Dataset records >>
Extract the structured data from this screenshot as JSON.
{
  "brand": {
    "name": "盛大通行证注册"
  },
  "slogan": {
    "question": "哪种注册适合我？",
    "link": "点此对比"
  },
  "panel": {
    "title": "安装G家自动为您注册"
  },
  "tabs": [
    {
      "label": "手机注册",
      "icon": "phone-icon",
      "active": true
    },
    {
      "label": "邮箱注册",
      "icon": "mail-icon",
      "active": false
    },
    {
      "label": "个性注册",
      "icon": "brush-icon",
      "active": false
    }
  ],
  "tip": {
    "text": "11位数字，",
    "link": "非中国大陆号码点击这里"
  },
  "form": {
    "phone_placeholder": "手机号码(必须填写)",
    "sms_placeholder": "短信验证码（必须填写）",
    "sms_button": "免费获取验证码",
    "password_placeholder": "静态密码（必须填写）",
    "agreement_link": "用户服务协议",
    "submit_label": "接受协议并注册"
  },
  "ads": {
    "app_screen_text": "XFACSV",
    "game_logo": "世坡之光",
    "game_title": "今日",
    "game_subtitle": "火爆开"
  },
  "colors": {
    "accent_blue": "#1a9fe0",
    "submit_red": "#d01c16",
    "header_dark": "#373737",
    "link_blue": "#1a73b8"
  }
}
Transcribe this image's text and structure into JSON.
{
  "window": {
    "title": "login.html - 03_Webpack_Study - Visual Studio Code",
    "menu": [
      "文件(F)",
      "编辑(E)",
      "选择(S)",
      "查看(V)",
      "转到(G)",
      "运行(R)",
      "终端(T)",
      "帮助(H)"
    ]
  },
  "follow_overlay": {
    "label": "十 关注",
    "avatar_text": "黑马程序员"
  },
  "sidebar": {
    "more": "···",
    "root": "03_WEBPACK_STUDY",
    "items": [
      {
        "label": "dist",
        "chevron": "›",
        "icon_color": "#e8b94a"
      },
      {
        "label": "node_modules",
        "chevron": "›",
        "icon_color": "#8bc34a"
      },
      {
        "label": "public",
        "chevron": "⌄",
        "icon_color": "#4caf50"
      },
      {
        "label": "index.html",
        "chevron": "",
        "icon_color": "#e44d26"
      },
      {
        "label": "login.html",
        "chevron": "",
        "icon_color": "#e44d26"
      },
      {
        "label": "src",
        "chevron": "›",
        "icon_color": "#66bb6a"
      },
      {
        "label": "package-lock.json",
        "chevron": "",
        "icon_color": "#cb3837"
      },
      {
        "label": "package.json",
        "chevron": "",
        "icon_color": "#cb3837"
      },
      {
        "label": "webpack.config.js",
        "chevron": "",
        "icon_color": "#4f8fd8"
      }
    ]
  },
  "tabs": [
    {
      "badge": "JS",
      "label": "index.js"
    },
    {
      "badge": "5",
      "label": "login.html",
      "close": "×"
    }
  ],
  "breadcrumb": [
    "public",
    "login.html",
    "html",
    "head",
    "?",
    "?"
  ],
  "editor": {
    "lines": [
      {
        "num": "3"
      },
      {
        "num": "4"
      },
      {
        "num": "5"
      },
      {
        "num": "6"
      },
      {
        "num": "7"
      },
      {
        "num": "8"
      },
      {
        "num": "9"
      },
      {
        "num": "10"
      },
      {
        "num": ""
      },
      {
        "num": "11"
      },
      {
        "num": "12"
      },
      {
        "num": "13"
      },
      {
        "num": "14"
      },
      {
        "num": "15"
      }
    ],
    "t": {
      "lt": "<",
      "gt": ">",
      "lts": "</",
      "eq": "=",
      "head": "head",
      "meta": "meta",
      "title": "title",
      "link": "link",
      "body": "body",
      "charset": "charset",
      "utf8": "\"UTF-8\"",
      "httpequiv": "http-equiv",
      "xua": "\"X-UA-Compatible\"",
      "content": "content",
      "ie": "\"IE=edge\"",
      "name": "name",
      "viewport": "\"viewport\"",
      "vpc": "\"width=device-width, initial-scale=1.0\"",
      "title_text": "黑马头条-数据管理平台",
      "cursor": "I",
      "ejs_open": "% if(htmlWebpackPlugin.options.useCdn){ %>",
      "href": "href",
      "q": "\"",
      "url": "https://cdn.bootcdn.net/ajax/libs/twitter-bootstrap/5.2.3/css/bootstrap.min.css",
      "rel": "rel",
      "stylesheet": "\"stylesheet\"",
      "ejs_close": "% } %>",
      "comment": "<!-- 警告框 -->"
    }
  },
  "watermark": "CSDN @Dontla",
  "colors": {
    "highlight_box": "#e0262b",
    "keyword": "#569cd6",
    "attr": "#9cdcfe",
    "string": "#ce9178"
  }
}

To be done >> Repeat the records above exactly, leaving none out.

In response >>
Extract the structured data from this screenshot as JSON.
{
  "brand": {
    "name": "盛大通行证注册"
  },
  "slogan": {
    "question": "哪种注册适合我？",
    "link": "点此对比"
  },
  "panel": {
    "title": "安装G家自动为您注册"
  },
  "tabs": [
    {
      "label": "手机注册",
      "icon": "phone-icon",
      "active": true
    },
    {
      "label": "邮箱注册",
      "icon": "mail-icon",
      "active": false
    },
    {
      "label": "个性注册",
      "icon": "brush-icon",
      "active": false
    }
  ],
  "tip": {
    "text": "11位数字，",
    "link": "非中国大陆号码点击这里"
  },
  "form": {
    "phone_placeholder": "手机号码(必须填写)",
    "sms_placeholder": "短信验证码（必须填写）",
    "sms_button": "免费获取验证码",
    "password_placeholder": "静态密码（必须填写）",
    "agreement_link": "用户服务协议",
    "submit_label": "接受协议并注册"
  },
  "ads": {
    "app_screen_text": "XFACSV",
    "game_logo": "世坡之光",
    "game_title": "今日",
    "game_subtitle": "火爆开"
  },
  "colors": {
    "accent_blue": "#1a9fe0",
    "submit_red": "#d01c16",
    "header_dark": "#373737",
    "link_blue": "#1a73b8"
  }
}
Transcribe this image's text and structure into JSON.
{
  "window": {
    "title": "login.html - 03_Webpack_Study - Visual Studio Code",
    "menu": [
      "文件(F)",
      "编辑(E)",
      "选择(S)",
      "查看(V)",
      "转到(G)",
      "运行(R)",
      "终端(T)",
      "帮助(H)"
    ]
  },
  "follow_overlay": {
    "label": "十 关注",
    "avatar_text": "黑马程序员"
  },
  "sidebar": {
    "more": "···",
    "root": "03_WEBPACK_STUDY",
    "items": [
      {
        "label": "dist",
        "chevron": "›",
        "icon_color": "#e8b94a"
      },
      {
        "label": "node_modules",
        "chevron": "›",
        "icon_color": "#8bc34a"
      },
      {
        "label": "public",
        "chevron": "⌄",
        "icon_color": "#4caf50"
      },
      {
        "label": "index.html",
        "chevron": "",
        "icon_color": "#e44d26"
      },
      {
        "label": "login.html",
        "chevron": "",
        "icon_color": "#e44d26"
      },
      {
        "label": "src",
        "chevron": "›",
        "icon_color": "#66bb6a"
      },
      {
        "label": "package-lock.json",
        "chevron": "",
        "icon_color": "#cb3837"
      },
      {
        "label": "package.json",
        "chevron": "",
        "icon_color": "#cb3837"
      },
      {
        "label": "webpack.config.js",
        "chevron": "",
        "icon_color": "#4f8fd8"
      }
    ]
  },
  "tabs": [
    {
      "badge": "JS",
      "label": "index.js"
    },
    {
      "badge": "5",
      "label": "login.html",
      "close": "×"
    }
  ],
  "breadcrumb": [
    "public",
    "login.html",
    "html",
    "head",
    "?",
    "?"
  ],
  "editor": {
    "lines": [
      {
        "num": "3"
      },
      {
        "num": "4"
      },
      {
        "num": "5"
      },
      {
        "num": "6"
      },
      {
        "num": "7"
      },
      {
        "num": "8"
      },
      {
        "num": "9"
      },
      {
        "num": "10"
      },
      {
        "num": ""
      },
      {
        "num": "11"
      },
      {
        "num": "12"
      },
      {
        "num": "13"
      },
      {
        "num": "14"
      },
      {
        "num": "15"
      }
    ],
    "t": {
      "lt": "<",
      "gt": ">",
      "lts": "</",
      "eq": "=",
      "head": "head",
      "meta": "meta",
      "title": "title",
      "link": "link",
      "body": "body",
      "charset": "charset",
      "utf8": "\"UTF-8\"",
      "httpequiv": "http-equiv",
      "xua": "\"X-UA-Compatible\"",
      "content": "content",
      "ie": "\"IE=edge\"",
      "name": "name",
      "viewport": "\"viewport\"",
      "vpc": "\"width=device-width, initial-scale=1.0\"",
      "title_text": "黑马头条-数据管理平台",
      "cursor": "I",
      "ejs_open": "% if(htmlWebpackPlugin.options.useCdn){ %>",
      "href": "href",
      "q": "\"",
      "url": "https://cdn.bootcdn.net/ajax/libs/twitter-bootstrap/5.2.3/css/bootstrap.min.css",
      "rel": "rel",
      "stylesheet": "\"stylesheet\"",
      "ejs_close": "% } %>",
      "comment": "<!-- 警告框 -->"
    }
  },
  "watermark": "CSDN @Dontla",
  "colors": {
    "highlight_box": "#e0262b",
    "keyword": "#569cd6",
    "attr": "#9cdcfe",
    "string": "#ce9178"
  }
}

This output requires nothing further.